Written exercise
Take each line containing "CONTINENTAL" and report it exactly as written.

▶

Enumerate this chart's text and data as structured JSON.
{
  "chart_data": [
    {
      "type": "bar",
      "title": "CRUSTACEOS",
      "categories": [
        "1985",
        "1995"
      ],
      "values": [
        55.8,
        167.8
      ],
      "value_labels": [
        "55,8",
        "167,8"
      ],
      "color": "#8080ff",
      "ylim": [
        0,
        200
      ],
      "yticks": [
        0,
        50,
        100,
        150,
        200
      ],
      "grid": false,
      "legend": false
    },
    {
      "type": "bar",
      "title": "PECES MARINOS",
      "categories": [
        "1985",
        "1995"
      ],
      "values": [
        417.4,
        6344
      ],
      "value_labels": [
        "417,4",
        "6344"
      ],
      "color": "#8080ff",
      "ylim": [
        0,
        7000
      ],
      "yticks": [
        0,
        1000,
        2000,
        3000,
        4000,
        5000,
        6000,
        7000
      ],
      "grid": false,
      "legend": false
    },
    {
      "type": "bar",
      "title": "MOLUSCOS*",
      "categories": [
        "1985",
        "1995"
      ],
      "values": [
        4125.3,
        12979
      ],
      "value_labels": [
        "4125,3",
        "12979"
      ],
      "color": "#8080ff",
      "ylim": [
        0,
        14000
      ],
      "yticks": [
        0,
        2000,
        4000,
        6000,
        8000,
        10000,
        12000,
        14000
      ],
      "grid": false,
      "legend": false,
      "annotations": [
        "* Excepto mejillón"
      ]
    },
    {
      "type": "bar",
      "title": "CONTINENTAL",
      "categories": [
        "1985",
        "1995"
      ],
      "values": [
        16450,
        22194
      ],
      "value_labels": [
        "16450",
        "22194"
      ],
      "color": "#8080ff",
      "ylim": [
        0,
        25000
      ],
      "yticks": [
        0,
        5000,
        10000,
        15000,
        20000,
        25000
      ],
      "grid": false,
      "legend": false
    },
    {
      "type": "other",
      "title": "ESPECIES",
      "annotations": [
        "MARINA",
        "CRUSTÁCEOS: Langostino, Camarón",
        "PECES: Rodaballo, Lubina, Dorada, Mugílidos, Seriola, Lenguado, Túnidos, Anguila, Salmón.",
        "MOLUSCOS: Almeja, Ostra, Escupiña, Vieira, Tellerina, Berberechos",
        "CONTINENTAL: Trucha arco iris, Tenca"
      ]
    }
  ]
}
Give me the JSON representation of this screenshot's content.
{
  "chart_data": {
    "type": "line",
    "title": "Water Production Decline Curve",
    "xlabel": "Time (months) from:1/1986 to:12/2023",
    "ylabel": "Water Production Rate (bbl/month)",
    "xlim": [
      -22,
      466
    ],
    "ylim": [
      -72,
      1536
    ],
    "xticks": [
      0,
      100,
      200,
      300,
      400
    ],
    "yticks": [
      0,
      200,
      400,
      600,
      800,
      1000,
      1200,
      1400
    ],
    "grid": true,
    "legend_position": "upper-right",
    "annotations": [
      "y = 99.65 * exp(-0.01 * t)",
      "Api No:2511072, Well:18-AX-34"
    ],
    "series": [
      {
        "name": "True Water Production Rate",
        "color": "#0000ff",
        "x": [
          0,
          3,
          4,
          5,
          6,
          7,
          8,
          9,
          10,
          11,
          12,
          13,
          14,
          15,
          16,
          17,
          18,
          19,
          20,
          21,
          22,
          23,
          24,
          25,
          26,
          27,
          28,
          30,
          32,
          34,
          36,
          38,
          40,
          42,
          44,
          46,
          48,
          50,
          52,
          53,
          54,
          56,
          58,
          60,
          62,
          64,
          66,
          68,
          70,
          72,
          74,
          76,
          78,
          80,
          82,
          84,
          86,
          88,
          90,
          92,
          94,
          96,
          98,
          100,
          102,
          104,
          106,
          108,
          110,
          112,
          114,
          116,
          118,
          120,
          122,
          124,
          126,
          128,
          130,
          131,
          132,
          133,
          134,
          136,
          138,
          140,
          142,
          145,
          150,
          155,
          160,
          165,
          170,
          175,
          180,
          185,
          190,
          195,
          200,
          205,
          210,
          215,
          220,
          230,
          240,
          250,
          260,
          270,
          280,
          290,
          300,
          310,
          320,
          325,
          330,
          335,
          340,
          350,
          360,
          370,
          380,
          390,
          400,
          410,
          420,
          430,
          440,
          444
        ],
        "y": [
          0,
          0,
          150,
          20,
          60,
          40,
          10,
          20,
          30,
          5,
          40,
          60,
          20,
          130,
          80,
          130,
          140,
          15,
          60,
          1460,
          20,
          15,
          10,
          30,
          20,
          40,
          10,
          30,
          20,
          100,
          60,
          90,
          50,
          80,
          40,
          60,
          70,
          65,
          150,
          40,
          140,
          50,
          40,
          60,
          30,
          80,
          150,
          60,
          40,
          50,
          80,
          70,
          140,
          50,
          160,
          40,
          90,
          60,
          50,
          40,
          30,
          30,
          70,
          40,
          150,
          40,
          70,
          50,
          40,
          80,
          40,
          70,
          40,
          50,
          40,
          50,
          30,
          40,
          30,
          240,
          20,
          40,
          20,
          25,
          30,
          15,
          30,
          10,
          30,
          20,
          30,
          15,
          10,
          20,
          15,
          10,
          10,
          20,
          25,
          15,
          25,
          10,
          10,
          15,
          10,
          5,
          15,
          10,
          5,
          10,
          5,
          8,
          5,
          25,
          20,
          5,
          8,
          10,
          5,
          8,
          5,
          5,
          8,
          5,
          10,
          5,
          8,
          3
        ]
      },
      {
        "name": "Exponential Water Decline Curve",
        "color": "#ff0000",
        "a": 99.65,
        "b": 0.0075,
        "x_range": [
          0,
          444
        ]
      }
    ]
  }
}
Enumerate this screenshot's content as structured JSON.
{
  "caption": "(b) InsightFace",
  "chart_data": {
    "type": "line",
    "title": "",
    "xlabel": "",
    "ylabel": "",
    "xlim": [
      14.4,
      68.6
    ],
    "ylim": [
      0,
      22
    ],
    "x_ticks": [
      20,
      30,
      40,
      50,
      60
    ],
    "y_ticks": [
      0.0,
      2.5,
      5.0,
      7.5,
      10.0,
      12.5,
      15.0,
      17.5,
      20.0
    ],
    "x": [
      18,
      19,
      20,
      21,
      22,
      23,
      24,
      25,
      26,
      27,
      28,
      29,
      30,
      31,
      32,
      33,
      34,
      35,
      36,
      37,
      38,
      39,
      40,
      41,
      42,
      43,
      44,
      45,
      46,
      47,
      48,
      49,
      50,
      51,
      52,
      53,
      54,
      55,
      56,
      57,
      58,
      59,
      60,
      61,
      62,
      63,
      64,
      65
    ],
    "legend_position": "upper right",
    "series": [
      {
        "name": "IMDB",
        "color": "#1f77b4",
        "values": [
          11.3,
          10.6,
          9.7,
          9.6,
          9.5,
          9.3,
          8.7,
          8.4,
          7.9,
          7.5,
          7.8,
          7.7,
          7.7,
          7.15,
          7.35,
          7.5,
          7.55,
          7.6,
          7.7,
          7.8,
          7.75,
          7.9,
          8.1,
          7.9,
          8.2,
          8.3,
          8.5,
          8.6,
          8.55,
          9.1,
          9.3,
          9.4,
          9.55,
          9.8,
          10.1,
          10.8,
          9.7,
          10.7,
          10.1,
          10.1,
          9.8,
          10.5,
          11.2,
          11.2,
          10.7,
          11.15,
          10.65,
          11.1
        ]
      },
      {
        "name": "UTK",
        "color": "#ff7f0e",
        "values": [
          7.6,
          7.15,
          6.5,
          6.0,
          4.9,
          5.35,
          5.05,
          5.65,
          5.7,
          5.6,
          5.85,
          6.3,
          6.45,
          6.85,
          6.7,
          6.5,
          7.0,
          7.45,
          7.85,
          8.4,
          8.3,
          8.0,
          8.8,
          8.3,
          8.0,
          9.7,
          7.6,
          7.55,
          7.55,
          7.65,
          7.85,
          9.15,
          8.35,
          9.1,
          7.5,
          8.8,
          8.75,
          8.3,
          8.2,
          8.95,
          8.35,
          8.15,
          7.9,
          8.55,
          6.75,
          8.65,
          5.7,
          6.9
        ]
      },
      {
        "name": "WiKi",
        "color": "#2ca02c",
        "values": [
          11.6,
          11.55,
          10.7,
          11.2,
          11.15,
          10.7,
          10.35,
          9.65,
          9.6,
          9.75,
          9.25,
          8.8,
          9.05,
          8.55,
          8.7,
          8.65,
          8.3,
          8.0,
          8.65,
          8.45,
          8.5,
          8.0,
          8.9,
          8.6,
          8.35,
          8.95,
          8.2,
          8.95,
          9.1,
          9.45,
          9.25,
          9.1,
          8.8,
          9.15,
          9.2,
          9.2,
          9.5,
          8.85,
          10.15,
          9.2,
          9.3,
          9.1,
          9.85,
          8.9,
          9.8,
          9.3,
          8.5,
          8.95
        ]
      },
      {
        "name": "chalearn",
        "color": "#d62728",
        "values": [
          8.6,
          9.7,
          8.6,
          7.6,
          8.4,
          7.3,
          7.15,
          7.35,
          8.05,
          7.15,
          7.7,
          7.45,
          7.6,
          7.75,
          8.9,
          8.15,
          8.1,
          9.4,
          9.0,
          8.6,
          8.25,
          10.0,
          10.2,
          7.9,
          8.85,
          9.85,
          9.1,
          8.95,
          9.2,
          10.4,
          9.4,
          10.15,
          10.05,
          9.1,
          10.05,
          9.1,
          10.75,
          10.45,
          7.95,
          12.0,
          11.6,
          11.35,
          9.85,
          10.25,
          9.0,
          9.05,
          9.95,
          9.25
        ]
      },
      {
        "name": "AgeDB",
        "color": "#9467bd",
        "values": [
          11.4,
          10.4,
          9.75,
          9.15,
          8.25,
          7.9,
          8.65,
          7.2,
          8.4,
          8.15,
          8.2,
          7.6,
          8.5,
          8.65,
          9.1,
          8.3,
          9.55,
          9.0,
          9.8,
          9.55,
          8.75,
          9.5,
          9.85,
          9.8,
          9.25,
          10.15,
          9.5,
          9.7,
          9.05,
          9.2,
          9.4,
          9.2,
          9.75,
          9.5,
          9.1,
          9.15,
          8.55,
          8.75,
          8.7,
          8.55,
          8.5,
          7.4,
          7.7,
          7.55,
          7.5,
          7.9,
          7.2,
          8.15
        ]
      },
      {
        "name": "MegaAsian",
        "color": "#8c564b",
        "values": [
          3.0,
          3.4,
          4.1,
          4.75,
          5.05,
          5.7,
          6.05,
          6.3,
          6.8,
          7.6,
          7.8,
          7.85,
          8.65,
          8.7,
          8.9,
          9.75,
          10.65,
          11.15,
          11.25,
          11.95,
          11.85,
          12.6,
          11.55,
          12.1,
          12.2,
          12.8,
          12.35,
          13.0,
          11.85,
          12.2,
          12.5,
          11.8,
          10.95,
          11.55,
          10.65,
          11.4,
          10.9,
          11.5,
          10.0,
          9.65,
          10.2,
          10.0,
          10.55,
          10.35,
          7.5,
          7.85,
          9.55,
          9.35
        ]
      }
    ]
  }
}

◀

The completed task
      "title": "CONTINENTAL",
        "CONTINENTAL: Trucha arco iris, Tenca"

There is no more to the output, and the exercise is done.